▶ YOUR TASK
From the listing below, pick out each line with the word "Capacitance".

Figure record extracts:

■ ■ ■ ■ ■

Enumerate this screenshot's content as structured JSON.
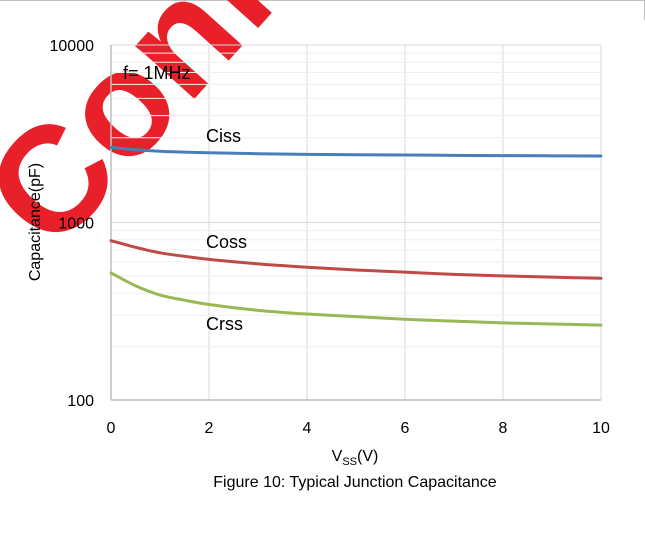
{
  "watermark": {
    "text": "Confidential",
    "color": "#e8202a"
  },
  "chart_data": {
    "type": "line",
    "title": "",
    "caption": "Figure 10: Typical Junction Capacitance",
    "annotation": "f= 1MHz",
    "xlabel_main": "V",
    "xlabel_sub": "SS",
    "xlabel_unit": "(V)",
    "ylabel": "Capacitance(pF)",
    "xlim": [
      0,
      10
    ],
    "ylim": [
      100,
      10000
    ],
    "yscale": "log",
    "grid": true,
    "x_ticks": [
      0,
      2,
      4,
      6,
      8,
      10
    ],
    "y_ticks": [
      100,
      1000,
      10000
    ],
    "x_tick_labels": [
      "0",
      "2",
      "4",
      "6",
      "8",
      "10"
    ],
    "y_tick_labels": [
      "100",
      "1000",
      "10000"
    ],
    "series": [
      {
        "name": "Ciss",
        "color": "#4a7ebb",
        "x": [
          0,
          0.5,
          1,
          1.5,
          2,
          3,
          4,
          5,
          6,
          7,
          8,
          9,
          10
        ],
        "y": [
          2650,
          2570,
          2520,
          2490,
          2470,
          2440,
          2420,
          2410,
          2400,
          2390,
          2380,
          2375,
          2370
        ]
      },
      {
        "name": "Coss",
        "color": "#be4b48",
        "x": [
          0,
          0.5,
          1,
          1.5,
          2,
          3,
          4,
          5,
          6,
          7,
          8,
          9,
          10
        ],
        "y": [
          790,
          725,
          675,
          645,
          620,
          585,
          560,
          540,
          525,
          510,
          500,
          492,
          485
        ]
      },
      {
        "name": "Crss",
        "color": "#98b954",
        "x": [
          0,
          0.5,
          1,
          1.5,
          2,
          3,
          4,
          5,
          6,
          7,
          8,
          9,
          10
        ],
        "y": [
          520,
          440,
          390,
          365,
          345,
          320,
          305,
          295,
          285,
          278,
          272,
          268,
          264
        ]
      }
    ]
  }
}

■ ■ ■ ■ ■

▶ OUTPUT FOR THIS EXERCISE
    "caption": "Figure 10: Typical Junction Capacitance",
    "ylabel": "Capacitance(pF)",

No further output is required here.